[Dataset excerpts]
— Start —
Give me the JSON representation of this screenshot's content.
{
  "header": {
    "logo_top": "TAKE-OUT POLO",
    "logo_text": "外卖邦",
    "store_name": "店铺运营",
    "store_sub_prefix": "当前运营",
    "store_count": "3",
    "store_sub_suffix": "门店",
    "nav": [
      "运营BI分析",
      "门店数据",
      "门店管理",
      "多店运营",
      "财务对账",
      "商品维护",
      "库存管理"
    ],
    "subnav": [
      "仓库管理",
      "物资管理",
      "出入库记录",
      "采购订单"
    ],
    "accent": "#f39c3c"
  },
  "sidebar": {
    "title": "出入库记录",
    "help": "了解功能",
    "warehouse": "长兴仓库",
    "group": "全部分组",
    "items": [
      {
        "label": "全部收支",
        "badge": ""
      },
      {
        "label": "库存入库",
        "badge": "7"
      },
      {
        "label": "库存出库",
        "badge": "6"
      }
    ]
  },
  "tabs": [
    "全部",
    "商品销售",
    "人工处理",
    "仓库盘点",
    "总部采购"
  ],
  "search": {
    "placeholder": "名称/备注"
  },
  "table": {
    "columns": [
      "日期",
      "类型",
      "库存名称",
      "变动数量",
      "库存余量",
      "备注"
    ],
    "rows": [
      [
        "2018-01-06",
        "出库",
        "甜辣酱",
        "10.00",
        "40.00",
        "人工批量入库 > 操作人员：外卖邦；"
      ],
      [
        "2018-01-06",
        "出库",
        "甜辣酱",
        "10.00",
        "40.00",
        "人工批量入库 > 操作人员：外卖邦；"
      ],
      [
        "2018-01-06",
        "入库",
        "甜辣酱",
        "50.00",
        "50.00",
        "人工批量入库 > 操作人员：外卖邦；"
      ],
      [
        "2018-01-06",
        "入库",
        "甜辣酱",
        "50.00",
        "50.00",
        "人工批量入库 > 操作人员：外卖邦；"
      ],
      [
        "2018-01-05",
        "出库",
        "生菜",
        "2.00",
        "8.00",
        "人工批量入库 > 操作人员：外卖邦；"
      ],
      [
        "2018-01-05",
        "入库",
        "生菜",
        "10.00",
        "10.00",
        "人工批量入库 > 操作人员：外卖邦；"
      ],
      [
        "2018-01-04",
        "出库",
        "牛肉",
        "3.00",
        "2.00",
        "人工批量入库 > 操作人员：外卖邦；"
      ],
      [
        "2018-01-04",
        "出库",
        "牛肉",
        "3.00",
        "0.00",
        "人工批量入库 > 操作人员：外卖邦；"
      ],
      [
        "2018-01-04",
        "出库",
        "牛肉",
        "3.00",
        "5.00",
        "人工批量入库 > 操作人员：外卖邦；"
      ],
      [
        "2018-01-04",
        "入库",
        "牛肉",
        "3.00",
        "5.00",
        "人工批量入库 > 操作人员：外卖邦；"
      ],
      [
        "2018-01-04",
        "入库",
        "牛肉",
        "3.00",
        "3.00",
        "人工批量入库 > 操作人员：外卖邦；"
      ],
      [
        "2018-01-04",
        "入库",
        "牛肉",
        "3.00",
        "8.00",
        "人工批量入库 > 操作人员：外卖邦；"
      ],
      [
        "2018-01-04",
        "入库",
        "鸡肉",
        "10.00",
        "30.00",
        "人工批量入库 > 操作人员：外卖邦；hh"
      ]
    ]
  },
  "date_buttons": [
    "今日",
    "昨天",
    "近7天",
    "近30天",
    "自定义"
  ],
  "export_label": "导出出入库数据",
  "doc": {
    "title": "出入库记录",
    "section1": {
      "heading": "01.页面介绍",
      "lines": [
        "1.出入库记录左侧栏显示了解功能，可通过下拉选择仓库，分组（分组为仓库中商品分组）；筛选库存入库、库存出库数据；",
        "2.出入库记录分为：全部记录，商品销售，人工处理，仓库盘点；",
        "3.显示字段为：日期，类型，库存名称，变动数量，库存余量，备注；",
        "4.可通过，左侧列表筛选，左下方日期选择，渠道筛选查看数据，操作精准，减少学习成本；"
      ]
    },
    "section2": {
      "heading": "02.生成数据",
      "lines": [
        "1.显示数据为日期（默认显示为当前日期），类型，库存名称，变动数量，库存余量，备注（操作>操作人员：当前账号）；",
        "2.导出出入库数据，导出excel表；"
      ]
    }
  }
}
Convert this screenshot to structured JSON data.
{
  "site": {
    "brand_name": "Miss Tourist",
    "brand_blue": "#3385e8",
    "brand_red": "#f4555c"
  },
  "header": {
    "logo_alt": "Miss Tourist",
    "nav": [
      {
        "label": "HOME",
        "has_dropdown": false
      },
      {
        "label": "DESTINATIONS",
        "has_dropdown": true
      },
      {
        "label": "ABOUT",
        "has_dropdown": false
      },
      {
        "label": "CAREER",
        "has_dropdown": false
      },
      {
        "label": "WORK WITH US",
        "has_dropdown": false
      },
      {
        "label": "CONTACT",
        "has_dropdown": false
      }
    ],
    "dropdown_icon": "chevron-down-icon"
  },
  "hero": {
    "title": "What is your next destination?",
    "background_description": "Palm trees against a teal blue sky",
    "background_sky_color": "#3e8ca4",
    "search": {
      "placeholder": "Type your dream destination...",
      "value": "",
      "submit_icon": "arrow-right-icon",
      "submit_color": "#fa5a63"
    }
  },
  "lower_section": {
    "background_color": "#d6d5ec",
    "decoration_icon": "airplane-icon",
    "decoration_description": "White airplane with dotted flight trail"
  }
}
— End —
**YOUR GOAL:** Exact copies of all the records are required.

**ANSWER TO THIS TASK:**
Give me the JSON representation of this screenshot's content.
{
  "header": {
    "logo_top": "TAKE-OUT POLO",
    "logo_text": "外卖邦",
    "store_name": "店铺运营",
    "store_sub_prefix": "当前运营",
    "store_count": "3",
    "store_sub_suffix": "门店",
    "nav": [
      "运营BI分析",
      "门店数据",
      "门店管理",
      "多店运营",
      "财务对账",
      "商品维护",
      "库存管理"
    ],
    "subnav": [
      "仓库管理",
      "物资管理",
      "出入库记录",
      "采购订单"
    ],
    "accent": "#f39c3c"
  },
  "sidebar": {
    "title": "出入库记录",
    "help": "了解功能",
    "warehouse": "长兴仓库",
    "group": "全部分组",
    "items": [
      {
        "label": "全部收支",
        "badge": ""
      },
      {
        "label": "库存入库",
        "badge": "7"
      },
      {
        "label": "库存出库",
        "badge": "6"
      }
    ]
  },
  "tabs": [
    "全部",
    "商品销售",
    "人工处理",
    "仓库盘点",
    "总部采购"
  ],
  "search": {
    "placeholder": "名称/备注"
  },
  "table": {
    "columns": [
      "日期",
      "类型",
      "库存名称",
      "变动数量",
      "库存余量",
      "备注"
    ],
    "rows": [
      [
        "2018-01-06",
        "出库",
        "甜辣酱",
        "10.00",
        "40.00",
        "人工批量入库 > 操作人员：外卖邦；"
      ],
      [
        "2018-01-06",
        "出库",
        "甜辣酱",
        "10.00",
        "40.00",
        "人工批量入库 > 操作人员：外卖邦；"
      ],
      [
        "2018-01-06",
        "入库",
        "甜辣酱",
        "50.00",
        "50.00",
        "人工批量入库 > 操作人员：外卖邦；"
      ],
      [
        "2018-01-06",
        "入库",
        "甜辣酱",
        "50.00",
        "50.00",
        "人工批量入库 > 操作人员：外卖邦；"
      ],
      [
        "2018-01-05",
        "出库",
        "生菜",
        "2.00",
        "8.00",
        "人工批量入库 > 操作人员：外卖邦；"
      ],
      [
        "2018-01-05",
        "入库",
        "生菜",
        "10.00",
        "10.00",
        "人工批量入库 > 操作人员：外卖邦；"
      ],
      [
        "2018-01-04",
        "出库",
        "牛肉",
        "3.00",
        "2.00",
        "人工批量入库 > 操作人员：外卖邦；"
      ],
      [
        "2018-01-04",
        "出库",
        "牛肉",
        "3.00",
        "0.00",
        "人工批量入库 > 操作人员：外卖邦；"
      ],
      [
        "2018-01-04",
        "出库",
        "牛肉",
        "3.00",
        "5.00",
        "人工批量入库 > 操作人员：外卖邦；"
      ],
      [
        "2018-01-04",
        "入库",
        "牛肉",
        "3.00",
        "5.00",
        "人工批量入库 > 操作人员：外卖邦；"
      ],
      [
        "2018-01-04",
        "入库",
        "牛肉",
        "3.00",
        "3.00",
        "人工批量入库 > 操作人员：外卖邦；"
      ],
      [
        "2018-01-04",
        "入库",
        "牛肉",
        "3.00",
        "8.00",
        "人工批量入库 > 操作人员：外卖邦；"
      ],
      [
        "2018-01-04",
        "入库",
        "鸡肉",
        "10.00",
        "30.00",
        "人工批量入库 > 操作人员：外卖邦；hh"
      ]
    ]
  },
  "date_buttons": [
    "今日",
    "昨天",
    "近7天",
    "近30天",
    "自定义"
  ],
  "export_label": "导出出入库数据",
  "doc": {
    "title": "出入库记录",
    "section1": {
      "heading": "01.页面介绍",
      "lines": [
        "1.出入库记录左侧栏显示了解功能，可通过下拉选择仓库，分组（分组为仓库中商品分组）；筛选库存入库、库存出库数据；",
        "2.出入库记录分为：全部记录，商品销售，人工处理，仓库盘点；",
        "3.显示字段为：日期，类型，库存名称，变动数量，库存余量，备注；",
        "4.可通过，左侧列表筛选，左下方日期选择，渠道筛选查看数据，操作精准，减少学习成本；"
      ]
    },
    "section2": {
      "heading": "02.生成数据",
      "lines": [
        "1.显示数据为日期（默认显示为当前日期），类型，库存名称，变动数量，库存余量，备注（操作>操作人员：当前账号）；",
        "2.导出出入库数据，导出excel表；"
      ]
    }
  }
}
Convert this screenshot to structured JSON data.
{
  "site": {
    "brand_name": "Miss Tourist",
    "brand_blue": "#3385e8",
    "brand_red": "#f4555c"
  },
  "header": {
    "logo_alt": "Miss Tourist",
    "nav": [
      {
        "label": "HOME",
        "has_dropdown": false
      },
      {
        "label": "DESTINATIONS",
        "has_dropdown": true
      },
      {
        "label": "ABOUT",
        "has_dropdown": false
      },
      {
        "label": "CAREER",
        "has_dropdown": false
      },
      {
        "label": "WORK WITH US",
        "has_dropdown": false
      },
      {
        "label": "CONTACT",
        "has_dropdown": false
      }
    ],
    "dropdown_icon": "chevron-down-icon"
  },
  "hero": {
    "title": "What is your next destination?",
    "background_description": "Palm trees against a teal blue sky",
    "background_sky_color": "#3e8ca4",
    "search": {
      "placeholder": "Type your dream destination...",
      "value": "",
      "submit_icon": "arrow-right-icon",
      "submit_color": "#fa5a63"
    }
  },
  "lower_section": {
    "background_color": "#d6d5ec",
    "decoration_icon": "airplane-icon",
    "decoration_description": "White airplane with dotted flight trail"
  }
}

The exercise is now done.